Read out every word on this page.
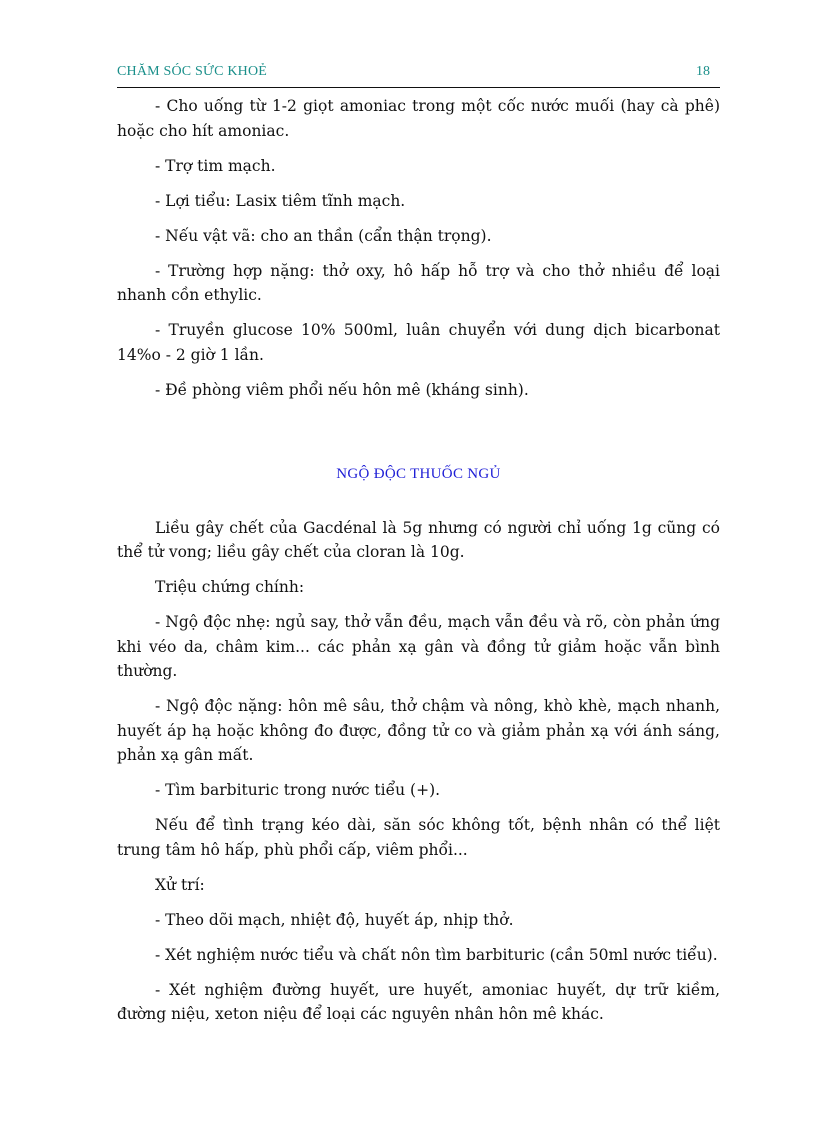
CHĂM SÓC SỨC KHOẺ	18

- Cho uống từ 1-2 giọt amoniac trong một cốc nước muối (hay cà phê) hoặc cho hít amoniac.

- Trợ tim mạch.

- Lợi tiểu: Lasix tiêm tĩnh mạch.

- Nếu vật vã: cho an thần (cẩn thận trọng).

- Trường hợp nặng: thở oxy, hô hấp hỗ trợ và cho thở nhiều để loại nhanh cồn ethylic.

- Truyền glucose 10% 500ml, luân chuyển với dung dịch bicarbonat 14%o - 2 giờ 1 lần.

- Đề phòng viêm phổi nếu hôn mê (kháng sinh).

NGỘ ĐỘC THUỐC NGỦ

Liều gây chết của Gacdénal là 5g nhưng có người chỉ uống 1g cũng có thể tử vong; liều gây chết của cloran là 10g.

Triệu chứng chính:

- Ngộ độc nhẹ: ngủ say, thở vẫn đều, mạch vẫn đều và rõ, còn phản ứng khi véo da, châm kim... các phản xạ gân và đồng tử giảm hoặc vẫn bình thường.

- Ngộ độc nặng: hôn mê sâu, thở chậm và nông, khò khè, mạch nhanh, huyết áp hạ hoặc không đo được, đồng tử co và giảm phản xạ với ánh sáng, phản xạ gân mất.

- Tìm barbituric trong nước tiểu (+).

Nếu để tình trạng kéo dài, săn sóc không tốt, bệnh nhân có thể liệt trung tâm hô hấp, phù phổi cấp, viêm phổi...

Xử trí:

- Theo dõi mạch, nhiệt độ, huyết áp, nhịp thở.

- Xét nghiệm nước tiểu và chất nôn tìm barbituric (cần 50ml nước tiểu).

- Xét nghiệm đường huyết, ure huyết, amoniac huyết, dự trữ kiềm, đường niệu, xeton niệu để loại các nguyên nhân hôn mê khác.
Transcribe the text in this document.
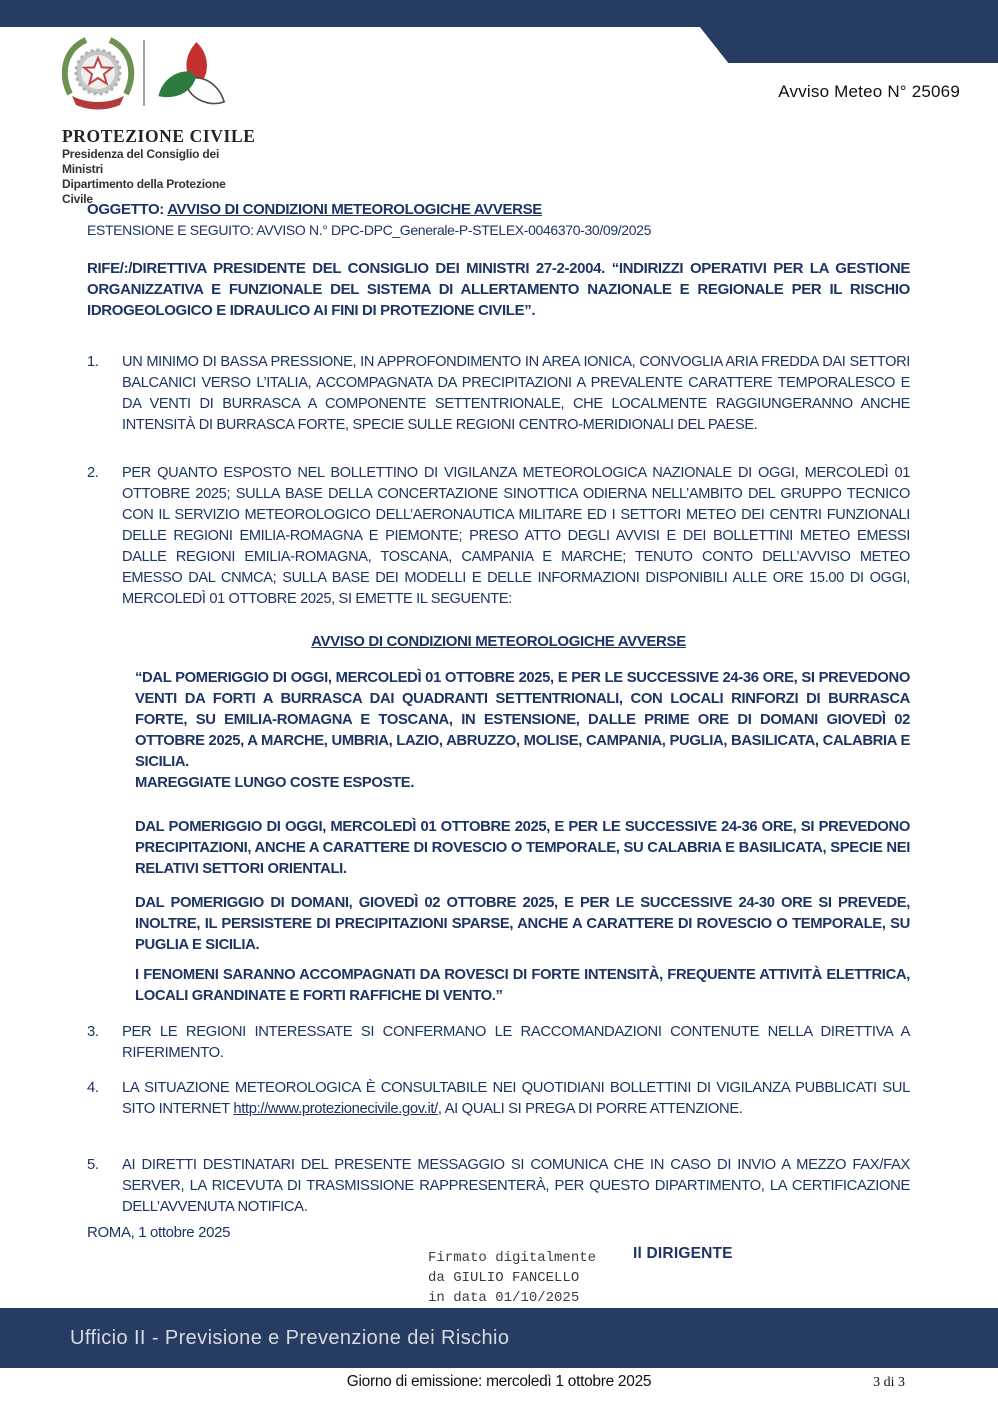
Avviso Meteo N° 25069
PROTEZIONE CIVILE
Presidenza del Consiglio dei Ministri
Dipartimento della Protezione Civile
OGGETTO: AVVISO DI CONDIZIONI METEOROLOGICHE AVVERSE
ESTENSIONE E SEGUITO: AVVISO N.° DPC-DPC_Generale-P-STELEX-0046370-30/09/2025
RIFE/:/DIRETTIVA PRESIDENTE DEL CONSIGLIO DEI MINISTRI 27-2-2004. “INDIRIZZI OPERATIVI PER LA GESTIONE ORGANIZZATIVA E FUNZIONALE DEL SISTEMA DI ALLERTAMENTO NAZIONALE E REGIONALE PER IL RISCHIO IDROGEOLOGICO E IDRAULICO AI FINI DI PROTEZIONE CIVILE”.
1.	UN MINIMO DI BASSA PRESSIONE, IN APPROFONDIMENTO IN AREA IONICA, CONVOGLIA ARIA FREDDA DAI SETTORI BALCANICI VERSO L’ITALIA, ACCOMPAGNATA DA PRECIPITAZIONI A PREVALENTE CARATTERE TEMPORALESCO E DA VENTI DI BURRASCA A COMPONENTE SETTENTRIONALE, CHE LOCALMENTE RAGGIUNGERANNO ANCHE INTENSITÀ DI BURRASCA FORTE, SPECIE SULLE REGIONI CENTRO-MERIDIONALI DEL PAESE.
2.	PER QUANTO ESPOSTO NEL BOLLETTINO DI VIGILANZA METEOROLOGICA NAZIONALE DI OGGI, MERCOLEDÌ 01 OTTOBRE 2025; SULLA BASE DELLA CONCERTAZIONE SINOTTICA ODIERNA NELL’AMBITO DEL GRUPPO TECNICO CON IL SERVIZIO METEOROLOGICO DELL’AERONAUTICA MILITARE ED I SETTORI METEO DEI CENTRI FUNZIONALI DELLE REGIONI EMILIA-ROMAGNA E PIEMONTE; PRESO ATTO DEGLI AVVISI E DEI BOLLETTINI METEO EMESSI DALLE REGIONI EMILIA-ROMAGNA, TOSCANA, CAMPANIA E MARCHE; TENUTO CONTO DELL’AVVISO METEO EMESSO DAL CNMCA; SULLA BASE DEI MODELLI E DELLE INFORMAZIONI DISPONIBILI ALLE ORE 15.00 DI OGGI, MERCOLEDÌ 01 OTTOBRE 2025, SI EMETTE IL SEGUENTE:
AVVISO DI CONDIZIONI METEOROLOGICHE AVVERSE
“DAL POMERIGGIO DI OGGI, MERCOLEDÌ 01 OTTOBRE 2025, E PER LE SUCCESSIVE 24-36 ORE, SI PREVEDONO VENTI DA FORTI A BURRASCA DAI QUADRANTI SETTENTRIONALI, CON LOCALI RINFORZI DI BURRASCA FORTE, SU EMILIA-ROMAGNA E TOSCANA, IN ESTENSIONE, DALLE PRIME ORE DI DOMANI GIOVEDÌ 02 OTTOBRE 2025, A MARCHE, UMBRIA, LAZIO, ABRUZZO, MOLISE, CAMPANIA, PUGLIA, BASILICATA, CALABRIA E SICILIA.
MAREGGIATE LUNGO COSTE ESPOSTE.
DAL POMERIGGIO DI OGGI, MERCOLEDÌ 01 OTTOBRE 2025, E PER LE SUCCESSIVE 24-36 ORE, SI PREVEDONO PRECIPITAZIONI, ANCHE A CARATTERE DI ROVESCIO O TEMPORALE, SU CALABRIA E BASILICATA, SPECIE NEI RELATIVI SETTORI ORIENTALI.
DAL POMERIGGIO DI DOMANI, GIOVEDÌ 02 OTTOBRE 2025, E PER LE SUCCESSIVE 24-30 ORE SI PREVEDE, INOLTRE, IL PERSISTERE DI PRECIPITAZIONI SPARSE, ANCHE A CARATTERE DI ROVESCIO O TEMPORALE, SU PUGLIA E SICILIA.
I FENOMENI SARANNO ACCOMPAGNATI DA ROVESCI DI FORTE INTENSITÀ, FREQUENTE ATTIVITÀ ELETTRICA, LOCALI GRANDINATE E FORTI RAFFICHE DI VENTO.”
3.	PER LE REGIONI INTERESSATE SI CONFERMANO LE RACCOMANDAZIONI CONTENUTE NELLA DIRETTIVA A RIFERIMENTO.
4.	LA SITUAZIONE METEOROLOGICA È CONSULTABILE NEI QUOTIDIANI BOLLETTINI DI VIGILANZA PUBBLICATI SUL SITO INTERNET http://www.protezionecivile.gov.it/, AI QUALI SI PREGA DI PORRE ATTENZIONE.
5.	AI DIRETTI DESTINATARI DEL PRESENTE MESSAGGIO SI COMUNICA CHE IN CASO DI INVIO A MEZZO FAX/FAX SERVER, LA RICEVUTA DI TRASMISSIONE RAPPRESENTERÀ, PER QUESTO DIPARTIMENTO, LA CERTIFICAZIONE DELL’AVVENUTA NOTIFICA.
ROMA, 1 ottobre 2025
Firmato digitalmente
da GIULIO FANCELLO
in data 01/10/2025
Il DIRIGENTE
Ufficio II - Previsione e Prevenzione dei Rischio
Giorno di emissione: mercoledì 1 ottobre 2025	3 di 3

=-=-=-=-=

● **GIVEN TASK**: Wherever the word "uống" occurs in a line of the listing, copy that line.

● **RESULT OF THIS TASK**:
- Cho uống từ 1-2 giọt amoniac trong một cốc nước muối (hay cà phê) hoặc cho hít amoniac.
Liều gây chết của Gacdénal là 5g nhưng có người chỉ uống 1g cũng có thể tử vong; liều gây chết của cloran là 10g.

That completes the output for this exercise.